=== DOCUMENT SECTION ===
----------
I think mortgage rates will stay about the same in July. The month’s average on the 30-year fixed-rate mortgage will be between 2.8% and 3% annual percentage rate. That’s within one-tenth of a percentage point on either side of June’s average of 2.9%. I think they’re more likely to go up within that range than down.
Mortgage rates seemed insulated from splashy economic reports in June, and that shruggy attitude may continue in July.
What happened in June
At the beginning of June, I predicted that mortgage rates would rise slightly. But the 30-year fixed-rate mortgage fell. The monthly average dipped from 2.94% in May to 2.9% in June.
June was marked by a disappointing employment report, news of rising inflation and word from the Federal Reserve that it may start raising short-term rates in 2023. None of those news items affected mortgage rates much. I had expected the Fed announcement to push mortgage rates higher than it did.
Regulators refresh foreclosure protections
Foreclosure moratoriums have been extended through July 31 for mortgages backed by Fannie Mae, Freddie Mac, the Federal Housing Administration and the Department of Veterans Affairs. After the moratoriums end, mortgage servicers will have to make good-faith efforts to avoid foreclosing on owner-occupants who are behind on mortgage payments.
----------
=== DATA SHOWN ===
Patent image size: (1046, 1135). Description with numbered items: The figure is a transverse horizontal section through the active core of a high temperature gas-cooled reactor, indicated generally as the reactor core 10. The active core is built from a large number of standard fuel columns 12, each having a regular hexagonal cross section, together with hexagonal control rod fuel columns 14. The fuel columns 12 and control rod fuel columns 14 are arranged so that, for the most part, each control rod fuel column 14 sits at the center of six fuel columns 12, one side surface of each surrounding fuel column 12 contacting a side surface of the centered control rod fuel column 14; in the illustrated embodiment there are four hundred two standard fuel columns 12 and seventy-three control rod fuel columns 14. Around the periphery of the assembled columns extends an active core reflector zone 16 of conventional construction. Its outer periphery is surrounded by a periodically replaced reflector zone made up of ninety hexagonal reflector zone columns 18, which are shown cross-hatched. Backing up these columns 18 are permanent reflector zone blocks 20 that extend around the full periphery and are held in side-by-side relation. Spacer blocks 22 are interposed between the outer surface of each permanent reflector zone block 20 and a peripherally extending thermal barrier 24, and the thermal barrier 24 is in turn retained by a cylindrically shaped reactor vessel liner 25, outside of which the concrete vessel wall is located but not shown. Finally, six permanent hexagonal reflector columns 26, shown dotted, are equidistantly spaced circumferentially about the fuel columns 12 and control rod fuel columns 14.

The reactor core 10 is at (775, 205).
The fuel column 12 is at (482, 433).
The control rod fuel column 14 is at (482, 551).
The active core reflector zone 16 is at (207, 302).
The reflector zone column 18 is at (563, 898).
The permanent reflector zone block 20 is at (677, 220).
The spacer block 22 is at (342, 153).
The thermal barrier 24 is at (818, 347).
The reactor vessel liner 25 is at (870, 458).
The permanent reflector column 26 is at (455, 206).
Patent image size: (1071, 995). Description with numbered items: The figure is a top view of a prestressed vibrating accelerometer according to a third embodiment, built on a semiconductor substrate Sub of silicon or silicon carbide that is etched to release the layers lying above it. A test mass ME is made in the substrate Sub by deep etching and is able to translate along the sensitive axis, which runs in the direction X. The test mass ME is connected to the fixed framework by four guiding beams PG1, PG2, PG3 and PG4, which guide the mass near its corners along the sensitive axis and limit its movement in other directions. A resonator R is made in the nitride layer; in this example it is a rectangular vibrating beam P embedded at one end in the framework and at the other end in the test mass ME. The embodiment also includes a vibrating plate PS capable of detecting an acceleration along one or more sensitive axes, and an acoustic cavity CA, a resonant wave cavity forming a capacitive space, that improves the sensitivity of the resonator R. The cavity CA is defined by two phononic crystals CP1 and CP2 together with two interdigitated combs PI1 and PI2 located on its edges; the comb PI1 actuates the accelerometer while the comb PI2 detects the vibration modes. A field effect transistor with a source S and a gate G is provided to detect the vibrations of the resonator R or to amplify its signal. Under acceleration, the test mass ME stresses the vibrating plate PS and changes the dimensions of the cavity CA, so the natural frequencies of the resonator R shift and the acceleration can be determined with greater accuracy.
----------
=== YOUR TASKS ===
1. In the mortgage rate article, what was the 30-year fixed-rate mortgage's average for June?
2. Write the next part of the mortgage rate article, picking up right after its final sentence.

=== WRITTEN ANSWERS ===
1. 2.9%

2.
The Consumer Financial Protection Bureau described those necessary good-faith efforts in a rule published in late June. Among the guidelines:
- Mortgage servicers must inform delinquent borrowers about forbearance programs if they haven’t already enrolled in one.
- Servicers must give delinquent borrowers information about homeownership counseling.
- The CFPB will allow mortgage servicers to offer COVID-19-related loan modifications based on incomplete applications.
That last rule could prevent some foreclosures, because delinquent borrowers don’t always respond to follow-up requests for more information after asking for mortgage relief.
We didn’t have a housing crash this time
These rules, along with moratoriums on foreclosures and evictions, stand as evidence that regulators learned important lessons after the housing crash that began in 2007 and 2008. There were policy debates back then over whether delinquent homeowners should be saved from foreclosure with mortgage modifications.
Many argued that it would be preferable to let millions of homeowners lose their houses than to offer financial help so they could keep them. The thinking went that if homeowners were bailed out, they wouldn’t learn any lessons and would take unnecessary risks in the future. It’s kind of like refusing to help victims of a boating accident because they weren’t wearing life jackets when they fell into the water.
Aid to distressed homeowners arrived in 2009 with the Home Affordable Modification Program, but the initiative was too late for many homeowners. An avalanche of foreclosures sent home prices tumbling. Home sales plunged as would-be buyers waited for prices to fall even further.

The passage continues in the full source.